(Exercise requirements)
Collect each line containing "jako".

── Stored rows

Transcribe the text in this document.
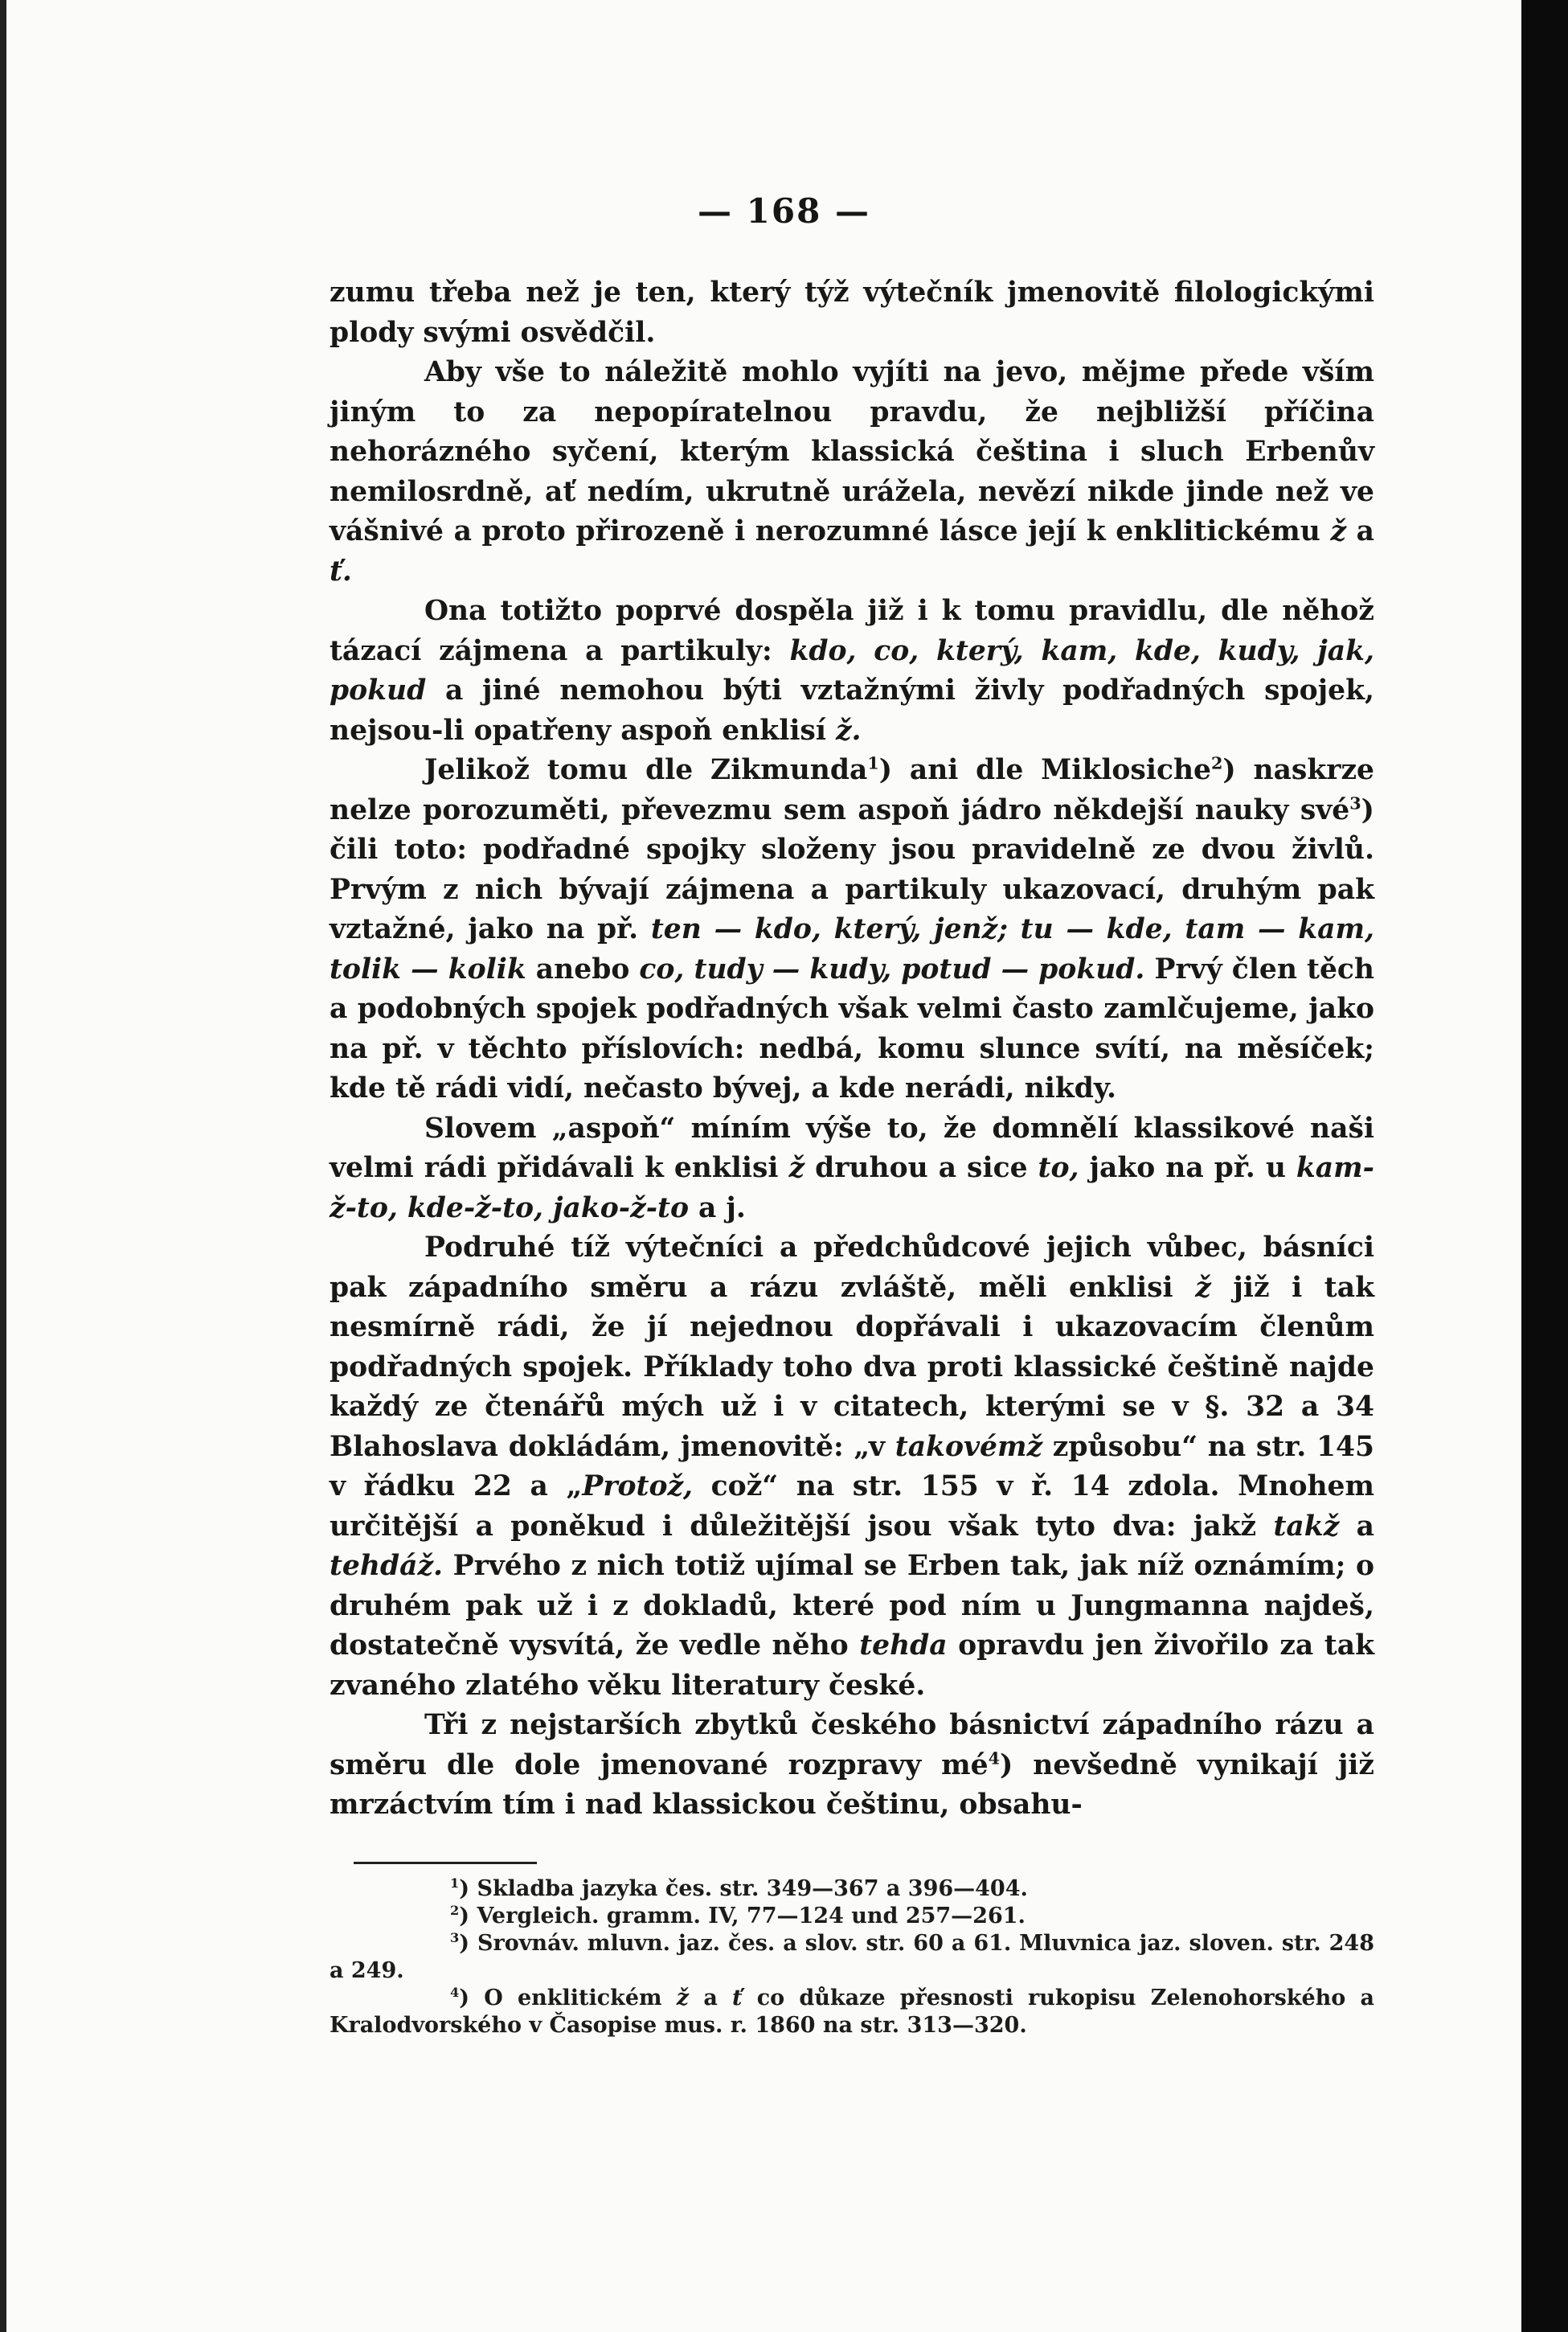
— 168 —

zumu třeba než je ten, který týž výtečník jmenovitě filologickými plody svými osvědčil.

Aby vše to náležitě mohlo vyjíti na jevo, mějme přede vším jiným to za nepopíratelnou pravdu, že nejbližší příčina nehorázného syčení, kterým klassická čeština i sluch Erbenův nemilosrdně, ať nedím, ukrutně urážela, nevězí nikde jinde než ve vášnivé a proto přirozeně i nerozumné lásce její k enklitickému ž a ť.

Ona totižto poprvé dospěla již i k tomu pravidlu, dle něhož tázací zájmena a partikuly: kdo, co, který, kam, kde, kudy, jak, pokud a jiné nemohou býti vztažnými živly podřadných spojek, nejsou-li opatřeny aspoň enklisí ž.

Jelikož tomu dle Zikmunda$^1$) ani dle Miklosiche$^2$) naskrze nelze porozuměti, převezmu sem aspoň jádro někdejší nauky své$^3$) čili toto: podřadné spojky složeny jsou pravidelně ze dvou živlů. Prvým z nich bývají zájmena a partikuly ukazovací, druhým pak vztažné, jako na př. ten — kdo, který, jenž; tu — kde, tam — kam, tolik — kolik anebo co, tudy — kudy, potud — pokud. Prvý člen těch a podobných spojek podřadných však velmi často zamlčujeme, jako na př. v těchto příslovích: nedbá, komu slunce svítí, na měsíček; kde tě rádi vidí, nečasto bývej, a kde nerádi, nikdy.

Slovem „aspoň“ míním výše to, že domnělí klassikové naši velmi rádi přidávali k enklisi ž druhou a sice to, jako na př. u kam-ž-to, kde-ž-to, jako-ž-to a j.

Podruhé tíž výtečníci a předchůdcové jejich vůbec, básníci pak západního směru a rázu zvláště, měli enklisi ž již i tak nesmírně rádi, že jí nejednou dopřávali i ukazovacím členům podřadných spojek. Příklady toho dva proti klassické češtině najde každý ze čtenářů mých už i v citatech, kterými se v §. 32 a 34 Blahoslava dokládám, jmenovitě: „v takovémž způsobu“ na str. 145 v řádku 22 a „Protož, což“ na str. 155 v ř. 14 zdola. Mnohem určitější a poněkud i důležitější jsou však tyto dva: jakž takž a tehdáž. Prvého z nich totiž ujímal se Erben tak, jak níž oznámím; o druhém pak už i z dokladů, které pod ním u Jungmanna najdeš, dostatečně vysvítá, že vedle něho tehda opravdu jen živořilo za tak zvaného zlatého věku literatury české.

Tři z nejstarších zbytků českého básnictví západního rázu a směru dle dole jmenované rozpravy $mé^4$) nevšedně vynikají již mrzáctvím tím i nad klassickou češtinu, obsahu-

$^1$) Skladba jazyka čes. str. 349—367 a 396—404.

$^2$) Vergleich. gramm. IV, 77—124 und 257—261.

$^3$) Srovnáv. mluvn. jaz. čes. a slov. str. 60 a 61. Mluvnica jaz. sloven. str. 248 a 249.

$^4$) O enklitickém ž a ť co důkaze přesnosti rukopisu Zelenohorského a Kralodvorského v Časopise mus. r. 1860 na str. 313—320.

────

(Correct result)
Jelikož tomu dle Zikmunda$^1$) ani dle Miklosiche$^2$) naskrze nelze porozuměti, převezmu sem aspoň jádro někdejší nauky své$^3$) čili toto: podřadné spojky složeny jsou pravidelně ze dvou živlů. Prvým z nich bývají zájmena a partikuly ukazovací, druhým pak vztažné, jako na př. ten — kdo, který, jenž; tu — kde, tam — kam, tolik — kolik anebo co, tudy — kudy, potud — pokud. Prvý člen těch a podobných spojek podřadných však velmi často zamlčujeme, jako na př. v těchto příslovích: nedbá, komu slunce svítí, na měsíček; kde tě rádi vidí, nečasto bývej, a kde nerádi, nikdy.
Slovem „aspoň“ míním výše to, že domnělí klassikové naši velmi rádi přidávali k enklisi ž druhou a sice to, jako na př. u kam-ž-to, kde-ž-to, jako-ž-to a j.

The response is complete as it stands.